If you are not paying attention to your donor retention numbers year over year, then you are probably pretty delusional about your fundraising success. It is easy to say “our bottom line increased $100,000 from 2013 to 2014.” What if you lost donors and their charitable gifts in the amount of $60,000? That means your real net increase was only $40,000. That paints a much different picture of your fundraising success.
The 2014 Fundraising Effectiveness Project report summarizes data from 3,576 survey respondents covering year-to-year fundraising results for 2012-2013. The report shows that:
- Every $100 gained in 2013 was offset by $92 in losses through gift attrition. That means the net increase was only $8.
- Every 100 donors gained in 2013 was offset by 102 in lost donors through attrition. The result is a negative gain which is a loss.
- Growth-in-giving performance varies significantly according to organization size (based on total amount raised), with larger organizations performing much better than smaller ones.
- Organizations raising $500,000 or more had an average 10.5% net gain.
- Organizations raising $100,000 to $500,000 had an average 1.9% net gain.
- Organizations in the under $100,000 groups had an average 2.4% net loss.
- The median donor retention rate increased from 39 percent in 2012 to 43 percent in 2013 and the gift or dollar retention rate increased from 40 percent in 2012 to 46 percent in 2013. However, over the last nine years, donor and gift retention rates have consistently been weak — averaging below 50 percent.
Some of those numbers may have you reeling and wondering. How do I measure my donor retention? There is a tool, the Fundraising Fitness Test (FFT), and it is available to all nonprofit organizations.

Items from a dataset
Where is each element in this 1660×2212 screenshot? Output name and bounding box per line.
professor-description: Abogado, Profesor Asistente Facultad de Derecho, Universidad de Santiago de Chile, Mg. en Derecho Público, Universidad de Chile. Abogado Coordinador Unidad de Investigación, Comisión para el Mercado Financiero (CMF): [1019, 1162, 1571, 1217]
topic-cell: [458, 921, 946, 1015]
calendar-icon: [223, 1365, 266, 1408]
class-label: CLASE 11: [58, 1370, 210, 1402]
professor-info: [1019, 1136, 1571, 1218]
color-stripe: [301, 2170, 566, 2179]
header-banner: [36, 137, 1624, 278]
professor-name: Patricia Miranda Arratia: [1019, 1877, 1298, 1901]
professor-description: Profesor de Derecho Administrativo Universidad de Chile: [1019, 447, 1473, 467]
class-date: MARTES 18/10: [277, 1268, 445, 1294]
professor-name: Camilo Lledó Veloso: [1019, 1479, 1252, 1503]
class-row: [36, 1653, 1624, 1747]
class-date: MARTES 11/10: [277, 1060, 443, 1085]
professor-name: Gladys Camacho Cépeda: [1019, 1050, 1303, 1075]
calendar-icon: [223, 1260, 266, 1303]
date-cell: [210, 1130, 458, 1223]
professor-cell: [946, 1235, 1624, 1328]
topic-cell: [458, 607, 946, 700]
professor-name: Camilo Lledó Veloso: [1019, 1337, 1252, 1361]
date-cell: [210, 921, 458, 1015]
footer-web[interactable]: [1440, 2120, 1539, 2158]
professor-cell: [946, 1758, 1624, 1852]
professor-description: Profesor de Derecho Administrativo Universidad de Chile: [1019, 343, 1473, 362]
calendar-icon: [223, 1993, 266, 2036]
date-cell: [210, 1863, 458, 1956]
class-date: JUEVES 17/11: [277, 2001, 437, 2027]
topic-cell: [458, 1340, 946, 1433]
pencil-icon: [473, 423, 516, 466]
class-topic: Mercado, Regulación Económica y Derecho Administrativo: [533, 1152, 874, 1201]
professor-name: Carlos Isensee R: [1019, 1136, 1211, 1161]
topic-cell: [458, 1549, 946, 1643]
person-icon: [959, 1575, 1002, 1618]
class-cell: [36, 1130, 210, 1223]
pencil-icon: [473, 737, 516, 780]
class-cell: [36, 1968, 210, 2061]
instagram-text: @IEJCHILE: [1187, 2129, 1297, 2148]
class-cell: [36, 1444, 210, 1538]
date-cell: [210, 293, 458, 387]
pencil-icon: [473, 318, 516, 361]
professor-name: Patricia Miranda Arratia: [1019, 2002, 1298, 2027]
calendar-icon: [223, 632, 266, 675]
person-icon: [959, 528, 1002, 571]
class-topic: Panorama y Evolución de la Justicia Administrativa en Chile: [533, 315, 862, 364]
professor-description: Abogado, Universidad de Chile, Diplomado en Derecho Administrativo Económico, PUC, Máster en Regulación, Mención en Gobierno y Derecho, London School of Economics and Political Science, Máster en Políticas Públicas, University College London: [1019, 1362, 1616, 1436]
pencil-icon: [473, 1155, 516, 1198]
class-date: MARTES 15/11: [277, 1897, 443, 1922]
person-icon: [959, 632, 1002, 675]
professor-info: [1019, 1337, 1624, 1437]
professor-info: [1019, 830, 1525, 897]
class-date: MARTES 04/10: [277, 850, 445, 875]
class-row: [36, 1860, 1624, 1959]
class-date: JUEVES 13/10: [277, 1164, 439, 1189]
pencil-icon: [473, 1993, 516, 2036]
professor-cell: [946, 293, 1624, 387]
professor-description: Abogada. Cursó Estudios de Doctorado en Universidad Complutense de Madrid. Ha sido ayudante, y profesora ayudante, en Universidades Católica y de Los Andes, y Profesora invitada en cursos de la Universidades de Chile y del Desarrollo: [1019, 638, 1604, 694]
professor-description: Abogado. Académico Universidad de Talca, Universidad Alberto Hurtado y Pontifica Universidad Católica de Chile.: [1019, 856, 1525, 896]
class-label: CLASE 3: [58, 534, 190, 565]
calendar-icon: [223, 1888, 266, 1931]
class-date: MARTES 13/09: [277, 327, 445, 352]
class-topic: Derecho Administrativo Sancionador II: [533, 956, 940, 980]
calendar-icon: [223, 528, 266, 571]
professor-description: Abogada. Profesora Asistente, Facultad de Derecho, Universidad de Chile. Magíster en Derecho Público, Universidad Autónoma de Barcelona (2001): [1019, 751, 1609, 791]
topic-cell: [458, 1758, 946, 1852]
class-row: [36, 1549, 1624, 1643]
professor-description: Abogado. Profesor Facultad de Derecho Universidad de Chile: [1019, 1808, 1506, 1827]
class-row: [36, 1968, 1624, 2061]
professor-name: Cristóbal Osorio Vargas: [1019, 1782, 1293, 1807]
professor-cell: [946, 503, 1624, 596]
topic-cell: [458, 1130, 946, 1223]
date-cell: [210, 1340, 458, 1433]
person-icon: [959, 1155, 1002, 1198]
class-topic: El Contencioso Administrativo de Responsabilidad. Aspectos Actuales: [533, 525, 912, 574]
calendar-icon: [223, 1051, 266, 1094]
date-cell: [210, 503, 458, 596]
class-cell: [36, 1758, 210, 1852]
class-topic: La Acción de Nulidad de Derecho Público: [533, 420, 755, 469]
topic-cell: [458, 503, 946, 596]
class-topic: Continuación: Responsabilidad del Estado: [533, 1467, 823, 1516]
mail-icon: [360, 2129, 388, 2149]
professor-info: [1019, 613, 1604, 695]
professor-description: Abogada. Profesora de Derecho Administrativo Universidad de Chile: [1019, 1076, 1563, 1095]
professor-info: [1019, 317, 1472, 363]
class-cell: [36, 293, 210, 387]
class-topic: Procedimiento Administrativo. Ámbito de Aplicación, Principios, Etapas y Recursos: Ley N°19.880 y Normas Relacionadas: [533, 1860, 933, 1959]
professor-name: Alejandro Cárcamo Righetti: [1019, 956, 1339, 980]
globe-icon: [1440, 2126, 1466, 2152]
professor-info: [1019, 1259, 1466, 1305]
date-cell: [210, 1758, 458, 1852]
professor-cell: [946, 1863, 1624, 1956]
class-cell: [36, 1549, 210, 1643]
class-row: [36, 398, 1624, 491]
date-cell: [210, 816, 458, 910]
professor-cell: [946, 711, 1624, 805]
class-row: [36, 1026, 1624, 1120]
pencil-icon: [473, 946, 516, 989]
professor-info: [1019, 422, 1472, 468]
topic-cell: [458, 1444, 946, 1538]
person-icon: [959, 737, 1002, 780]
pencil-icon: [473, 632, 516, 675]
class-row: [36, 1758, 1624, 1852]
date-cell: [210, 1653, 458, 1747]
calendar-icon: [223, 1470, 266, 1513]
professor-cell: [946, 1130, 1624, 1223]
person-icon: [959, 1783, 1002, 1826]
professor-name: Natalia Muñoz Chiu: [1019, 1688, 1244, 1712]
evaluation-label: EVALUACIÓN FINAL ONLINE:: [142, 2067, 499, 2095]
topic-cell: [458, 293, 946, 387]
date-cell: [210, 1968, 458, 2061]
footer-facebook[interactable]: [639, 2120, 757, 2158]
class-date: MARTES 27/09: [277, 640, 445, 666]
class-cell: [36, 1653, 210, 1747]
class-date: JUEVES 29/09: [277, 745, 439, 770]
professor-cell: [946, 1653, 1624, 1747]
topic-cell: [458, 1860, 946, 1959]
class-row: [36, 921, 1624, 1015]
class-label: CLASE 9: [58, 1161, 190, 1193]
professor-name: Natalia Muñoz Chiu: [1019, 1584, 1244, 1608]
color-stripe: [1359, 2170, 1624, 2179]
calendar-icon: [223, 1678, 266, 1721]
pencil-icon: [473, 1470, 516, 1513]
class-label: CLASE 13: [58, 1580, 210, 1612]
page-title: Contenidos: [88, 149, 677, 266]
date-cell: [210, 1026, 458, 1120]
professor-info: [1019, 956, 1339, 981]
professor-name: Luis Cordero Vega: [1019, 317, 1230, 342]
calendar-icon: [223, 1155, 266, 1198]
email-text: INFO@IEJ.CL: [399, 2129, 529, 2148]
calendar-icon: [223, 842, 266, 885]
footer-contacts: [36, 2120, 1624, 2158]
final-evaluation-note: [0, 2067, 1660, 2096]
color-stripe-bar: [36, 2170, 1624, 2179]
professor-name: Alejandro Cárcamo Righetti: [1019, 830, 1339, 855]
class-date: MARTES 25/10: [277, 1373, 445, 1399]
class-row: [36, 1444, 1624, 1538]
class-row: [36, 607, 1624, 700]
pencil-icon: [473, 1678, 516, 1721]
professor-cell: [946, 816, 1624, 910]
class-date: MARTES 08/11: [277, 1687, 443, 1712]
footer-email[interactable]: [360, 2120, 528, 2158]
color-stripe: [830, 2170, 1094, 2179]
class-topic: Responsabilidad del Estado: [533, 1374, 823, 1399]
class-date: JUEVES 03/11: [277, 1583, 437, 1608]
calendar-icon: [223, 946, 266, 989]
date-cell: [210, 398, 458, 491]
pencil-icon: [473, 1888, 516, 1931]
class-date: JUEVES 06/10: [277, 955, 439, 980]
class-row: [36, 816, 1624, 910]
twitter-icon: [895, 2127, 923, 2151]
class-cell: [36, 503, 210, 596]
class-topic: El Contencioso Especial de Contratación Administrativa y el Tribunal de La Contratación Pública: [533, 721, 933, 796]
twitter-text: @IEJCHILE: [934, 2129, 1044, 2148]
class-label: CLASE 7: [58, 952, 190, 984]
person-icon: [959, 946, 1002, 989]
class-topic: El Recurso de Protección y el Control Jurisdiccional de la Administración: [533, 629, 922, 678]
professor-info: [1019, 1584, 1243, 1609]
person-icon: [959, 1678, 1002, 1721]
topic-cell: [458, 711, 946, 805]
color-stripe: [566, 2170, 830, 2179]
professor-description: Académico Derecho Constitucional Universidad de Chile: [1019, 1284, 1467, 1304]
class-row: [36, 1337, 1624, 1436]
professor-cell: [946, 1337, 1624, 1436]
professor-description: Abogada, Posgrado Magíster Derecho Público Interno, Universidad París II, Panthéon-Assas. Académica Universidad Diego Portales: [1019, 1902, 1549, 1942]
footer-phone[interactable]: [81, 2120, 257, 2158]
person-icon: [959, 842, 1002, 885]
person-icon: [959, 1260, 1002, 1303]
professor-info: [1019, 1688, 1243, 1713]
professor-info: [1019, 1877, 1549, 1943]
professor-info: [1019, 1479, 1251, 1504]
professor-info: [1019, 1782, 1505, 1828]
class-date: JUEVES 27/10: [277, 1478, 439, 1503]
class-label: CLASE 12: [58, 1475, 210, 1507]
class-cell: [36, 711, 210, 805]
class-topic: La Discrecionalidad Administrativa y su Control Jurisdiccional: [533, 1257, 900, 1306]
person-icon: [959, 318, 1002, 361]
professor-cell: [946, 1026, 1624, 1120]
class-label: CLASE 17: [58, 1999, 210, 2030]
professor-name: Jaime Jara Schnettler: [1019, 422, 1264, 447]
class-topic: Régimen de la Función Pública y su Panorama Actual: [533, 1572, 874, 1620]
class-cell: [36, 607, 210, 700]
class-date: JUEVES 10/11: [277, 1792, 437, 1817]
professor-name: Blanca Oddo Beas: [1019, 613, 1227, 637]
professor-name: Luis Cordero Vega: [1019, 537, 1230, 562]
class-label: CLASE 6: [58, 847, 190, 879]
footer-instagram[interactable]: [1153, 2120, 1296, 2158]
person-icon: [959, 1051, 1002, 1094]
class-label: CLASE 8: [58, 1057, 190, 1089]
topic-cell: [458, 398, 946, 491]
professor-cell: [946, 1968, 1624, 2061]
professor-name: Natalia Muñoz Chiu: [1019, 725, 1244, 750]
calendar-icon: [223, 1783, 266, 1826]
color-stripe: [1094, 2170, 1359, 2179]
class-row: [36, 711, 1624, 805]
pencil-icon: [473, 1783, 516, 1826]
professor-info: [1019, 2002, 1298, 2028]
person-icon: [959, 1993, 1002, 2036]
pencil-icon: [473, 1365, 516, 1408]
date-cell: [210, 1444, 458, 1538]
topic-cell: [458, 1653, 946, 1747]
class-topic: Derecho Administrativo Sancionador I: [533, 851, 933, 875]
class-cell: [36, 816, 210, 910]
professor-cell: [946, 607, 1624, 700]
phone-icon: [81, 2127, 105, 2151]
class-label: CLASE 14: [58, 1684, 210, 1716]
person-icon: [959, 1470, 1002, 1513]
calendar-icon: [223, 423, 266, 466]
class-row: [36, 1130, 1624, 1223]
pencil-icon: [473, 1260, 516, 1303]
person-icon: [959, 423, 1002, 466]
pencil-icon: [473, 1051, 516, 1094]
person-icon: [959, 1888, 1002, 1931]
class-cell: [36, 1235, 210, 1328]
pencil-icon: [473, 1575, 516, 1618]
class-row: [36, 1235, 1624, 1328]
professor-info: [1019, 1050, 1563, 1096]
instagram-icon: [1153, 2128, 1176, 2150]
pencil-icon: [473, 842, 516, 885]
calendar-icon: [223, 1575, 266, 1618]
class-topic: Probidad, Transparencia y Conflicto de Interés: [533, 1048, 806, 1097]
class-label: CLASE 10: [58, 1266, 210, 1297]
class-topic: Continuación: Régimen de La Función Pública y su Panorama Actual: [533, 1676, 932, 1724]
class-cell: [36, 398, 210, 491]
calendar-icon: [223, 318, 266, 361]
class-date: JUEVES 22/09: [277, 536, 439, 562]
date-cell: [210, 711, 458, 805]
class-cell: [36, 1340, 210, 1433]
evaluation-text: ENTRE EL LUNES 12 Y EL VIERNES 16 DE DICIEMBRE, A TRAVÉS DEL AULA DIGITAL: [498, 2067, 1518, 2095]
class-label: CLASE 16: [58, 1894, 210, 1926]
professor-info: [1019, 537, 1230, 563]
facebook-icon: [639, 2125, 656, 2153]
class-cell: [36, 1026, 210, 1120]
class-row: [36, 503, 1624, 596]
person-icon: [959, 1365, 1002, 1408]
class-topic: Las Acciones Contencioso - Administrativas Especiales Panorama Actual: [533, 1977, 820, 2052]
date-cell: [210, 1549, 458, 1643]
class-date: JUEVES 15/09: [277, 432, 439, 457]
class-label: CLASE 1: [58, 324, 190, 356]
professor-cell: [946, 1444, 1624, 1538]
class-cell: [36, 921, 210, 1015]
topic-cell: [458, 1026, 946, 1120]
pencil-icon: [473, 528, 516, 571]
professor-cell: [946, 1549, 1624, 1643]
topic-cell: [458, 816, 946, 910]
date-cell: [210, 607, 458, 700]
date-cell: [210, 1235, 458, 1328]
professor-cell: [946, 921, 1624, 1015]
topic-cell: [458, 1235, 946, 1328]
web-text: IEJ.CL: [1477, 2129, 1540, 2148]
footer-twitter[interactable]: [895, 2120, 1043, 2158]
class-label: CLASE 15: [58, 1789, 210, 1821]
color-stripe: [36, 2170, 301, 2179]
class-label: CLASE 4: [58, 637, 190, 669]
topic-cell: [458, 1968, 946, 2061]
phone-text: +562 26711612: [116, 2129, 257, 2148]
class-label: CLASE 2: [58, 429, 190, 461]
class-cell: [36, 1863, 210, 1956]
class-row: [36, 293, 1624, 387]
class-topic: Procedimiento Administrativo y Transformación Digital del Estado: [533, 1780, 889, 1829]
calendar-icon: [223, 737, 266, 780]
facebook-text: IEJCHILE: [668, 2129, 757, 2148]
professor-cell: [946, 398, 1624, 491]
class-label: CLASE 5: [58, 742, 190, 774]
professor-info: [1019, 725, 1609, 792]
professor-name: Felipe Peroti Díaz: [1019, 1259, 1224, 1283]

• What is being asked:
Print everything in the donor retention article from "If you are not" down to "was only $8.". The rows are separate material and have nothing to do with the article on donor retention.

• Output:
If you are not paying attention to your donor retention numbers year over year, then you are probably pretty delusional about your fundraising success. It is easy to say “our bottom line increased $100,000 from 2013 to 2014.” What if you lost donors and their charitable gifts in the amount of $60,000? That means your real net increase was only $40,000. That paints a much different picture of your fundraising success.
The 2014 Fundraising Effectiveness Project report summarizes data from 3,576 survey respondents covering year-to-year fundraising results for 2012-2013. The report shows that:
- Every $100 gained in 2013 was offset by $92 in losses through gift attrition. That means the net increase was only $8.